§ Set problem: Lines containing the string "comment" are to be collected in full.

[Stored data]
++++
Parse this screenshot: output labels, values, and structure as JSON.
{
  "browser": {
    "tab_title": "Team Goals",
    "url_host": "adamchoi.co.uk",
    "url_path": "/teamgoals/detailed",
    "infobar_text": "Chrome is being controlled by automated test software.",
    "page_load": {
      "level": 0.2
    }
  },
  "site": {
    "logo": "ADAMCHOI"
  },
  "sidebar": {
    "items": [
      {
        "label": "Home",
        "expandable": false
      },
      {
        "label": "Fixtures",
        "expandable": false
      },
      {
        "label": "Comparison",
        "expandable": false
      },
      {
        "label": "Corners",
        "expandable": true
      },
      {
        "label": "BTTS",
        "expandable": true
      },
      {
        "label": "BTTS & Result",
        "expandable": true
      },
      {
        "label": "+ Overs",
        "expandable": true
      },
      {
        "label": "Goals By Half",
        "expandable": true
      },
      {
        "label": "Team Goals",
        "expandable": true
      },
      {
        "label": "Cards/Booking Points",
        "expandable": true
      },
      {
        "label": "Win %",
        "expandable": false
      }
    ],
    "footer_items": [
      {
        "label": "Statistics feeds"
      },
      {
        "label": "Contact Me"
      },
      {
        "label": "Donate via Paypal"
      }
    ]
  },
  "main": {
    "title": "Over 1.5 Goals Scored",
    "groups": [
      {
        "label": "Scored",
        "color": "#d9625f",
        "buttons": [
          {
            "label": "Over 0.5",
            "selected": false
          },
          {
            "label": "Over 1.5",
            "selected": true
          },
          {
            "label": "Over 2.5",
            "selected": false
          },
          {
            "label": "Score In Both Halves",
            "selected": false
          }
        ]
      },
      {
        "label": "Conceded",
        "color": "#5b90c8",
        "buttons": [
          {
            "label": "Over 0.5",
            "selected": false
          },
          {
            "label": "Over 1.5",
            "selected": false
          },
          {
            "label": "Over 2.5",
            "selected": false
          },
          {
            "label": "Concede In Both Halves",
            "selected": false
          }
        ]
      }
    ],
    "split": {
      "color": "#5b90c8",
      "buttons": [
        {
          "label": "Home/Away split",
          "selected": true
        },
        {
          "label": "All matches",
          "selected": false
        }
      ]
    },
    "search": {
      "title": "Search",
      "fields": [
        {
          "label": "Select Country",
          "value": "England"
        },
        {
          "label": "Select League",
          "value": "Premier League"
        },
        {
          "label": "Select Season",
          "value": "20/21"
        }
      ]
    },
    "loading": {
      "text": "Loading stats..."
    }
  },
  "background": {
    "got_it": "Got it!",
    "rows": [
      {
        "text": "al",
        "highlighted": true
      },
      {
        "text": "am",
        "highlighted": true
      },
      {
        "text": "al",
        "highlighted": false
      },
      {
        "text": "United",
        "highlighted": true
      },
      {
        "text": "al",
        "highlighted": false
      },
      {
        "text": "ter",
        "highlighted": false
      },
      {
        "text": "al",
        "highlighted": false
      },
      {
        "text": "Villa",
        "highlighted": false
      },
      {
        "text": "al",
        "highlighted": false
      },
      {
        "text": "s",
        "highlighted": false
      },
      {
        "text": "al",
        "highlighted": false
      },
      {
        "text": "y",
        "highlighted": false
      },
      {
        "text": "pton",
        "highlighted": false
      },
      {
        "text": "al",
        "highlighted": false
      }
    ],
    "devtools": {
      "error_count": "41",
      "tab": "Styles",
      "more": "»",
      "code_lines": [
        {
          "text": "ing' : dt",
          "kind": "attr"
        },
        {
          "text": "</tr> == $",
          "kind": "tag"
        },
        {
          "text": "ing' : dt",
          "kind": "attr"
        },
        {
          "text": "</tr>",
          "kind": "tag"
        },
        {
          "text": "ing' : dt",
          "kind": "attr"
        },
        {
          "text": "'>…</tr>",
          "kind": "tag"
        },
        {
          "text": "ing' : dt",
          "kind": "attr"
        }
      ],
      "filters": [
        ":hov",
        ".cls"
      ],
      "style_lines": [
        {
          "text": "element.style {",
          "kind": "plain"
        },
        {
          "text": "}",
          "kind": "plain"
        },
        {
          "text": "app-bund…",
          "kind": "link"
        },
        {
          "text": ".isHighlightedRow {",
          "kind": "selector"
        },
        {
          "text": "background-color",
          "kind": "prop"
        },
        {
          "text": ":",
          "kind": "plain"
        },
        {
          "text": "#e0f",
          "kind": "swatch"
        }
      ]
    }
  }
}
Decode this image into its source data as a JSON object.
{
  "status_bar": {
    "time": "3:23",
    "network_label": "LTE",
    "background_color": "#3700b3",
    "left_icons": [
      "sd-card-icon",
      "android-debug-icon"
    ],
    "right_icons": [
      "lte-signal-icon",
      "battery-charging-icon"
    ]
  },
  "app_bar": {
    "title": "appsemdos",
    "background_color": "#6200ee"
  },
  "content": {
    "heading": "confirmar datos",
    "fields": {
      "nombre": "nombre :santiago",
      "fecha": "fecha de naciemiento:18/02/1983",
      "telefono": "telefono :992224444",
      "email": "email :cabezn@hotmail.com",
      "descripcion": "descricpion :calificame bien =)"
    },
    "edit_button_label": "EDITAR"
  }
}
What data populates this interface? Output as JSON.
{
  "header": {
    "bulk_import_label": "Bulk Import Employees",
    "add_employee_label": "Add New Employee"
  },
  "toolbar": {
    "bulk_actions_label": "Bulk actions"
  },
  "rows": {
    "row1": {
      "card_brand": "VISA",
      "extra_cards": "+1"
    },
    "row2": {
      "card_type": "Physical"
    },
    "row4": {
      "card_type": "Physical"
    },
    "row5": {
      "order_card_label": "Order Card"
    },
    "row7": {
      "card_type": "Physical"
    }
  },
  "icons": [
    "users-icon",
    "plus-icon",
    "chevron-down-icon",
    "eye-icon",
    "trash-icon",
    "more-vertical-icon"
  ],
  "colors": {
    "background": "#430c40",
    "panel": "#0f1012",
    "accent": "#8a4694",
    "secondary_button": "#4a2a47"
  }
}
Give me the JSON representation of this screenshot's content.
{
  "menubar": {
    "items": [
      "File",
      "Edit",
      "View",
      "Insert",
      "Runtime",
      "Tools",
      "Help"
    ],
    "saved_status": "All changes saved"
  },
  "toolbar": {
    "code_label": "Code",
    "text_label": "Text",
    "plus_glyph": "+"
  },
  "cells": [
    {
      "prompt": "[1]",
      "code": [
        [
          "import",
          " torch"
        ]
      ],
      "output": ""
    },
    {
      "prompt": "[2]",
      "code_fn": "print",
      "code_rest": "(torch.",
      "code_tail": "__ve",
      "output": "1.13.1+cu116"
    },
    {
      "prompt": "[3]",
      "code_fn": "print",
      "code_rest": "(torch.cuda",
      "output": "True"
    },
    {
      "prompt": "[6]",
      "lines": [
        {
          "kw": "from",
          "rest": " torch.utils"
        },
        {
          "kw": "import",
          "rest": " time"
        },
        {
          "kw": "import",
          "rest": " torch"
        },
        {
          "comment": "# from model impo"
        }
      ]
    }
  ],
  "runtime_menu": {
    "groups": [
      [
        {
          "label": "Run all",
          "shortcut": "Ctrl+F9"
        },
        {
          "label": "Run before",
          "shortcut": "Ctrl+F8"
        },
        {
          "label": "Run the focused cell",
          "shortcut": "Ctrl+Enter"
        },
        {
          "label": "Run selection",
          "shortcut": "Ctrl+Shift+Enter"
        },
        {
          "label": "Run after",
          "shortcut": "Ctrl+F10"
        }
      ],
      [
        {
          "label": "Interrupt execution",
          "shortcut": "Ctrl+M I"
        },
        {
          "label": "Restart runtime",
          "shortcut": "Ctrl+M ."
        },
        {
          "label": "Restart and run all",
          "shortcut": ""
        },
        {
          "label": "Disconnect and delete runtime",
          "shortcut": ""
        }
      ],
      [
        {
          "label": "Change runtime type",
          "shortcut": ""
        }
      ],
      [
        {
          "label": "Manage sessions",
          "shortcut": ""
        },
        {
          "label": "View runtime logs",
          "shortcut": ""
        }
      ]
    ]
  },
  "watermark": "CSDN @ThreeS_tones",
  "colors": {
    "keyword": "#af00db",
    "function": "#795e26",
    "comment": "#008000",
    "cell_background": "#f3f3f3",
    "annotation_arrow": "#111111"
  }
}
++++
§ Result of the task:
          "comment": "# from model impo"
    "comment": "#008000",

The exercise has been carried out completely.